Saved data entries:
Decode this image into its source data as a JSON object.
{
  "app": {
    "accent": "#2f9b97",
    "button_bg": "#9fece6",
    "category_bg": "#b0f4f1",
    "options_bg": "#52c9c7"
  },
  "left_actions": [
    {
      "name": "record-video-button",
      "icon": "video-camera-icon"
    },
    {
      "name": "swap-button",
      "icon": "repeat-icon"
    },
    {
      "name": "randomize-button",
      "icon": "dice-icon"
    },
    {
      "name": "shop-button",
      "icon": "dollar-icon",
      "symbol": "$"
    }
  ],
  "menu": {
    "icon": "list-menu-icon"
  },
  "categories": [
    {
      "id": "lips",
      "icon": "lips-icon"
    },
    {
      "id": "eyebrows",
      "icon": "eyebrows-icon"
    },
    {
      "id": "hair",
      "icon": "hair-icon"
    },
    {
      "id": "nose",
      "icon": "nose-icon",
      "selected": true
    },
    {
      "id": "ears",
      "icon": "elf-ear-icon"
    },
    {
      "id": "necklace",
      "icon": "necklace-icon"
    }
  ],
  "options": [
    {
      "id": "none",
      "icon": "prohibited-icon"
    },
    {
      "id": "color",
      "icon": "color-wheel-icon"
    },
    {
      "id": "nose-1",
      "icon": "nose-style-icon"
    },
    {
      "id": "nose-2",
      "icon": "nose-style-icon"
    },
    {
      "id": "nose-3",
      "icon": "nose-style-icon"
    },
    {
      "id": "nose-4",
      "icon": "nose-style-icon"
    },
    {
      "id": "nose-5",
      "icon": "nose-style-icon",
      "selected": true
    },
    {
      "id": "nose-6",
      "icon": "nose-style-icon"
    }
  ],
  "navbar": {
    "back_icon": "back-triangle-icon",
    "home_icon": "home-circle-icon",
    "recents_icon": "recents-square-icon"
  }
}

EXERCISE DESCRIPTION: What is needed here is an exact reproduction of all the entries.

EXERCISE OUTPUT:
Decode this image into its source data as a JSON object.
{
  "app": {
    "accent": "#2f9b97",
    "button_bg": "#9fece6",
    "category_bg": "#b0f4f1",
    "options_bg": "#52c9c7"
  },
  "left_actions": [
    {
      "name": "record-video-button",
      "icon": "video-camera-icon"
    },
    {
      "name": "swap-button",
      "icon": "repeat-icon"
    },
    {
      "name": "randomize-button",
      "icon": "dice-icon"
    },
    {
      "name": "shop-button",
      "icon": "dollar-icon",
      "symbol": "$"
    }
  ],
  "menu": {
    "icon": "list-menu-icon"
  },
  "categories": [
    {
      "id": "lips",
      "icon": "lips-icon"
    },
    {
      "id": "eyebrows",
      "icon": "eyebrows-icon"
    },
    {
      "id": "hair",
      "icon": "hair-icon"
    },
    {
      "id": "nose",
      "icon": "nose-icon",
      "selected": true
    },
    {
      "id": "ears",
      "icon": "elf-ear-icon"
    },
    {
      "id": "necklace",
      "icon": "necklace-icon"
    }
  ],
  "options": [
    {
      "id": "none",
      "icon": "prohibited-icon"
    },
    {
      "id": "color",
      "icon": "color-wheel-icon"
    },
    {
      "id": "nose-1",
      "icon": "nose-style-icon"
    },
    {
      "id": "nose-2",
      "icon": "nose-style-icon"
    },
    {
      "id": "nose-3",
      "icon": "nose-style-icon"
    },
    {
      "id": "nose-4",
      "icon": "nose-style-icon"
    },
    {
      "id": "nose-5",
      "icon": "nose-style-icon",
      "selected": true
    },
    {
      "id": "nose-6",
      "icon": "nose-style-icon"
    }
  ],
  "navbar": {
    "back_icon": "back-triangle-icon",
    "home_icon": "home-circle-icon",
    "recents_icon": "recents-square-icon"
  }
}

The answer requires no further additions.